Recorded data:
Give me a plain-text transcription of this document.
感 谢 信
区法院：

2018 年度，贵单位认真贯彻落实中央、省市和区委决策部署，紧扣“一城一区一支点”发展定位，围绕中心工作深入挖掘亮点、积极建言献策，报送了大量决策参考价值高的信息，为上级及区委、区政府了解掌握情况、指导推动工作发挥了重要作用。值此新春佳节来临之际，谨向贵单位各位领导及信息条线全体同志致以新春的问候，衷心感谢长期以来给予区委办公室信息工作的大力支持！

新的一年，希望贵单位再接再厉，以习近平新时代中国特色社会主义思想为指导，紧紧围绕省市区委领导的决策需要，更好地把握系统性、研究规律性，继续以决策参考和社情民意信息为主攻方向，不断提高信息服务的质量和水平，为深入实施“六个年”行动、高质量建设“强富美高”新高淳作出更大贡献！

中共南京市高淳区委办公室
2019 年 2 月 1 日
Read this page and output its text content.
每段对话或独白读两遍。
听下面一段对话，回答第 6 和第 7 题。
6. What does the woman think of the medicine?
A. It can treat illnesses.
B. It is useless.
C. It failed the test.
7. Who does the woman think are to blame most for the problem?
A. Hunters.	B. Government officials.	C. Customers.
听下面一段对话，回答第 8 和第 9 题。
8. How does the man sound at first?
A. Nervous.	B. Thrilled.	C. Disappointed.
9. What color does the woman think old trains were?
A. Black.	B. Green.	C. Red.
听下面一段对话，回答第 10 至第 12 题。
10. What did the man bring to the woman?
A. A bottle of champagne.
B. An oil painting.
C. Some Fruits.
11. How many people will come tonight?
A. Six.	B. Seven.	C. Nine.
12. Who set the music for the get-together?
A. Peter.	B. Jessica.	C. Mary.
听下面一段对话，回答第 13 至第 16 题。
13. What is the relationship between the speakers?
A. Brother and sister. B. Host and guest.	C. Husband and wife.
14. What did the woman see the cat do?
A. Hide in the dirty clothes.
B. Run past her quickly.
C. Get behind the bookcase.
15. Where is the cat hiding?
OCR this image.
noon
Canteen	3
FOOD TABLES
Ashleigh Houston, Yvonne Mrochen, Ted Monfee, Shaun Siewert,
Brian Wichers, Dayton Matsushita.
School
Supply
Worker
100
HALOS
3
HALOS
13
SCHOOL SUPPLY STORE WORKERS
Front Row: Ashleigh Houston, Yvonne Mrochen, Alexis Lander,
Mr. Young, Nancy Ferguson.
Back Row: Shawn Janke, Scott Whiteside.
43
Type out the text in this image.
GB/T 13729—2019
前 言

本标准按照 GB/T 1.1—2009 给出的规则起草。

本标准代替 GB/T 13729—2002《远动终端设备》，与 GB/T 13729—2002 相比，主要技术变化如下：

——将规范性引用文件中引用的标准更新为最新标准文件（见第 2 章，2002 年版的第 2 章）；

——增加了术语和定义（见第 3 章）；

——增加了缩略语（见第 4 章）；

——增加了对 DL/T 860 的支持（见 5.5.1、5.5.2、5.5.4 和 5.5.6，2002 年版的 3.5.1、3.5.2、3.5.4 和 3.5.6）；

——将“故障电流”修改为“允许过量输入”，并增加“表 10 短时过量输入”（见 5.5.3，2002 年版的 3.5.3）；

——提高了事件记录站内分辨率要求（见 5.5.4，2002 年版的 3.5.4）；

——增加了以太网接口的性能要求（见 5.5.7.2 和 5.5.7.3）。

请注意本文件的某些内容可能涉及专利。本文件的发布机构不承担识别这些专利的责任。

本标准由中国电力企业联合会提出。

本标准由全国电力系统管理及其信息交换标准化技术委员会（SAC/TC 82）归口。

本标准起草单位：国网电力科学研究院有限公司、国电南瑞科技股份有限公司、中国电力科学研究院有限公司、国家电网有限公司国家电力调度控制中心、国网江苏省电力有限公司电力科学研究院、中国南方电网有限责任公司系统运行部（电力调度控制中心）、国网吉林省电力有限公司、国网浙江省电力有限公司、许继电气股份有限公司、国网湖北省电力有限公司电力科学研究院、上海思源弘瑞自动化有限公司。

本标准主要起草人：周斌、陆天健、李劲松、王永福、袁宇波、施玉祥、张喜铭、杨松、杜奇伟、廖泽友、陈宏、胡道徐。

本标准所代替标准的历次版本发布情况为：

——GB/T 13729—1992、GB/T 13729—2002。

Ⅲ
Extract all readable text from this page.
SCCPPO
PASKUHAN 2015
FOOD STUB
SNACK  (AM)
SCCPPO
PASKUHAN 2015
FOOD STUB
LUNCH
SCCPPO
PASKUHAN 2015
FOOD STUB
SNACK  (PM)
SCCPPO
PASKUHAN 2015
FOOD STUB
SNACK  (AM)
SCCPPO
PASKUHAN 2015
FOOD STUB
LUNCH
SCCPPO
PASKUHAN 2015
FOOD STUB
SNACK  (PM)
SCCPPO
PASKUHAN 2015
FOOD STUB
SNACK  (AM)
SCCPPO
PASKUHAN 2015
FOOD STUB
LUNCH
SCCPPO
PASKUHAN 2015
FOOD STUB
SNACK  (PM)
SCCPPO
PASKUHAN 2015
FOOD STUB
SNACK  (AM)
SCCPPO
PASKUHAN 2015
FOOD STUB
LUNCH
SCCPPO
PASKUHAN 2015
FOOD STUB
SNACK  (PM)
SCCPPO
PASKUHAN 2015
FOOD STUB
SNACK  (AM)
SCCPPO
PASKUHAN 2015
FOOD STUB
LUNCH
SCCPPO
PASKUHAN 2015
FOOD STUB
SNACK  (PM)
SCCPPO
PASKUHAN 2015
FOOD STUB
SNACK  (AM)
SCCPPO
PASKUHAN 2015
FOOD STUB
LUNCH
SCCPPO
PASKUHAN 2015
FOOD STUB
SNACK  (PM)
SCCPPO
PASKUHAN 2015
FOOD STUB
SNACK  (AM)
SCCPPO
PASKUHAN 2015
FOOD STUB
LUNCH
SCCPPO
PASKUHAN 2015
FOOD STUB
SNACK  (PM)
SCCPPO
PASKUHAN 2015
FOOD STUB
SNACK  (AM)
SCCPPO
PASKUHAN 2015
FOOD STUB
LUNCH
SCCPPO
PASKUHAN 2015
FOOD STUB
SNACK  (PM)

**Required work:**
Repeat all the entries word for word.

**Expected answer:**
Give me a plain-text transcription of this document.
感 谢 信
区法院：

2018 年度，贵单位认真贯彻落实中央、省市和区委决策部署，紧扣“一城一区一支点”发展定位，围绕中心工作深入挖掘亮点、积极建言献策，报送了大量决策参考价值高的信息，为上级及区委、区政府了解掌握情况、指导推动工作发挥了重要作用。值此新春佳节来临之际，谨向贵单位各位领导及信息条线全体同志致以新春的问候，衷心感谢长期以来给予区委办公室信息工作的大力支持！

新的一年，希望贵单位再接再厉，以习近平新时代中国特色社会主义思想为指导，紧紧围绕省市区委领导的决策需要，更好地把握系统性、研究规律性，继续以决策参考和社情民意信息为主攻方向，不断提高信息服务的质量和水平，为深入实施“六个年”行动、高质量建设“强富美高”新高淳作出更大贡献！

中共南京市高淳区委办公室
2019 年 2 月 1 日
Read this page and output its text content.
每段对话或独白读两遍。
听下面一段对话，回答第 6 和第 7 题。
6. What does the woman think of the medicine?
A. It can treat illnesses.
B. It is useless.
C. It failed the test.
7. Who does the woman think are to blame most for the problem?
A. Hunters.	B. Government officials.	C. Customers.
听下面一段对话，回答第 8 和第 9 题。
8. How does the man sound at first?
A. Nervous.	B. Thrilled.	C. Disappointed.
9. What color does the woman think old trains were?
A. Black.	B. Green.	C. Red.
听下面一段对话，回答第 10 至第 12 题。
10. What did the man bring to the woman?
A. A bottle of champagne.
B. An oil painting.
C. Some Fruits.
11. How many people will come tonight?
A. Six.	B. Seven.	C. Nine.
12. Who set the music for the get-together?
A. Peter.	B. Jessica.	C. Mary.
听下面一段对话，回答第 13 至第 16 题。
13. What is the relationship between the speakers?
A. Brother and sister. B. Host and guest.	C. Husband and wife.
14. What did the woman see the cat do?
A. Hide in the dirty clothes.
B. Run past her quickly.
C. Get behind the bookcase.
15. Where is the cat hiding?
OCR this image.
noon
Canteen	3
FOOD TABLES
Ashleigh Houston, Yvonne Mrochen, Ted Monfee, Shaun Siewert,
Brian Wichers, Dayton Matsushita.
School
Supply
Worker
100
HALOS
3
HALOS
13
SCHOOL SUPPLY STORE WORKERS
Front Row: Ashleigh Houston, Yvonne Mrochen, Alexis Lander,
Mr. Young, Nancy Ferguson.
Back Row: Shawn Janke, Scott Whiteside.
43
Type out the text in this image.
GB/T 13729—2019
前 言

本标准按照 GB/T 1.1—2009 给出的规则起草。

本标准代替 GB/T 13729—2002《远动终端设备》，与 GB/T 13729—2002 相比，主要技术变化如下：

——将规范性引用文件中引用的标准更新为最新标准文件（见第 2 章，2002 年版的第 2 章）；

——增加了术语和定义（见第 3 章）；

——增加了缩略语（见第 4 章）；

——增加了对 DL/T 860 的支持（见 5.5.1、5.5.2、5.5.4 和 5.5.6，2002 年版的 3.5.1、3.5.2、3.5.4 和 3.5.6）；

——将“故障电流”修改为“允许过量输入”，并增加“表 10 短时过量输入”（见 5.5.3，2002 年版的 3.5.3）；

——提高了事件记录站内分辨率要求（见 5.5.4，2002 年版的 3.5.4）；

——增加了以太网接口的性能要求（见 5.5.7.2 和 5.5.7.3）。

请注意本文件的某些内容可能涉及专利。本文件的发布机构不承担识别这些专利的责任。

本标准由中国电力企业联合会提出。

本标准由全国电力系统管理及其信息交换标准化技术委员会（SAC/TC 82）归口。

本标准起草单位：国网电力科学研究院有限公司、国电南瑞科技股份有限公司、中国电力科学研究院有限公司、国家电网有限公司国家电力调度控制中心、国网江苏省电力有限公司电力科学研究院、中国南方电网有限责任公司系统运行部（电力调度控制中心）、国网吉林省电力有限公司、国网浙江省电力有限公司、许继电气股份有限公司、国网湖北省电力有限公司电力科学研究院、上海思源弘瑞自动化有限公司。

本标准主要起草人：周斌、陆天健、李劲松、王永福、袁宇波、施玉祥、张喜铭、杨松、杜奇伟、廖泽友、陈宏、胡道徐。

本标准所代替标准的历次版本发布情况为：

——GB/T 13729—1992、GB/T 13729—2002。

Ⅲ
Extract all readable text from this page.
SCCPPO
PASKUHAN 2015
FOOD STUB
SNACK  (AM)
SCCPPO
PASKUHAN 2015
FOOD STUB
LUNCH
SCCPPO
PASKUHAN 2015
FOOD STUB
SNACK  (PM)
SCCPPO
PASKUHAN 2015
FOOD STUB
SNACK  (AM)
SCCPPO
PASKUHAN 2015
FOOD STUB
LUNCH
SCCPPO
PASKUHAN 2015
FOOD STUB
SNACK  (PM)
SCCPPO
PASKUHAN 2015
FOOD STUB
SNACK  (AM)
SCCPPO
PASKUHAN 2015
FOOD STUB
LUNCH
SCCPPO
PASKUHAN 2015
FOOD STUB
SNACK  (PM)
SCCPPO
PASKUHAN 2015
FOOD STUB
SNACK  (AM)
SCCPPO
PASKUHAN 2015
FOOD STUB
LUNCH
SCCPPO
PASKUHAN 2015
FOOD STUB
SNACK  (PM)
SCCPPO
PASKUHAN 2015
FOOD STUB
SNACK  (AM)
SCCPPO
PASKUHAN 2015
FOOD STUB
LUNCH
SCCPPO
PASKUHAN 2015
FOOD STUB
SNACK  (PM)
SCCPPO
PASKUHAN 2015
FOOD STUB
SNACK  (AM)
SCCPPO
PASKUHAN 2015
FOOD STUB
LUNCH
SCCPPO
PASKUHAN 2015
FOOD STUB
SNACK  (PM)
SCCPPO
PASKUHAN 2015
FOOD STUB
SNACK  (AM)
SCCPPO
PASKUHAN 2015
FOOD STUB
LUNCH
SCCPPO
PASKUHAN 2015
FOOD STUB
SNACK  (PM)
SCCPPO
PASKUHAN 2015
FOOD STUB
SNACK  (AM)
SCCPPO
PASKUHAN 2015
FOOD STUB
LUNCH
SCCPPO
PASKUHAN 2015
FOOD STUB
SNACK  (PM)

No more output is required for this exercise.